§ **AIM OF THE EXERCISE**: Quote every line of the data below as it stands, omitting pictures.

* Start SUPPLIED RECORDS *

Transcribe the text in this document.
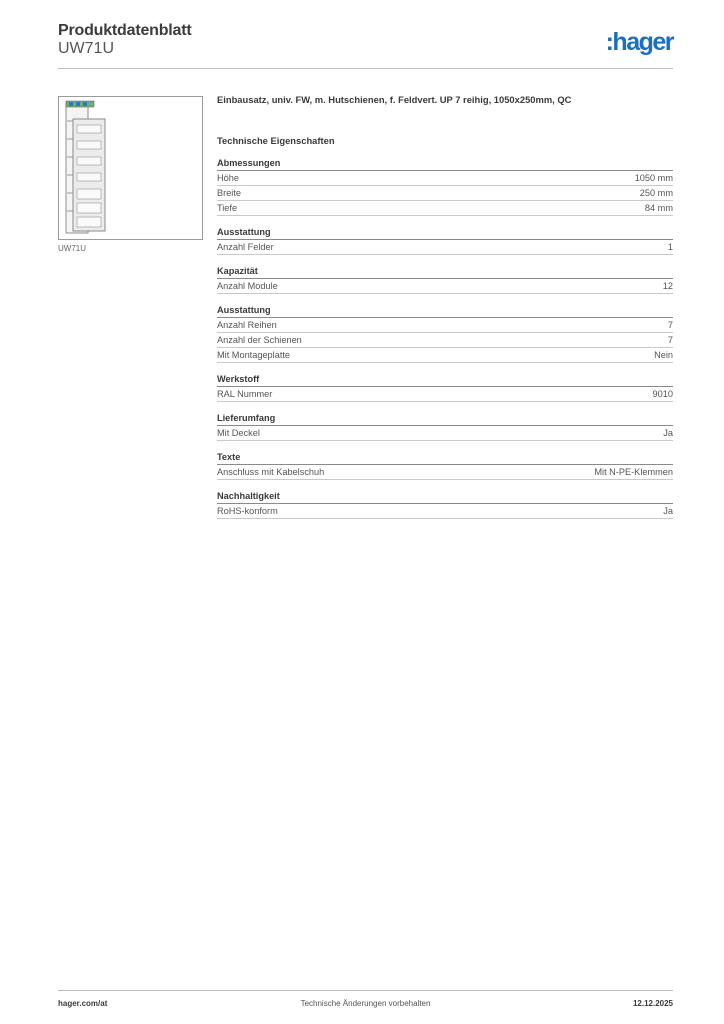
Produktdatenblatt
UW71U	:hager
UW71U
Einbausatz, univ. FW, m. Hutschienen, f. Feldvert. UP 7 reihig, 1050x250mm, QC
Technische Eigenschaften
Abmessungen
Höhe	1050 mm
Breite	250 mm
Tiefe	84 mm
Ausstattung
Anzahl Felder	1
Kapazität
Anzahl Module	12
Ausstattung
Anzahl Reihen	7
Anzahl der Schienen	7
Mit Montageplatte	Nein
Werkstoff
RAL Nummer	9010
Lieferumfang
Mit Deckel	Ja
Texte
Anschluss mit Kabelschuh	Mit N-PE-Klemmen
Nachhaltigkeit
RoHS-konform	Ja
hager.com/at	Technische Änderungen vorbehalten	12.12.2025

* End SUPPLIED RECORDS *

§ **FINAL ANSWER**:
Transcribe the text in this document.
Produktdatenblatt
UW71U	:hager
UW71U
Einbausatz, univ. FW, m. Hutschienen, f. Feldvert. UP 7 reihig, 1050x250mm, QC
Technische Eigenschaften
Abmessungen
Höhe	1050 mm
Breite	250 mm
Tiefe	84 mm
Ausstattung
Anzahl Felder	1
Kapazität
Anzahl Module	12
Ausstattung
Anzahl Reihen	7
Anzahl der Schienen	7
Mit Montageplatte	Nein
Werkstoff
RAL Nummer	9010
Lieferumfang
Mit Deckel	Ja
Texte
Anschluss mit Kabelschuh	Mit N-PE-Klemmen
Nachhaltigkeit
RoHS-konform	Ja
hager.com/at	Technische Änderungen vorbehalten	12.12.2025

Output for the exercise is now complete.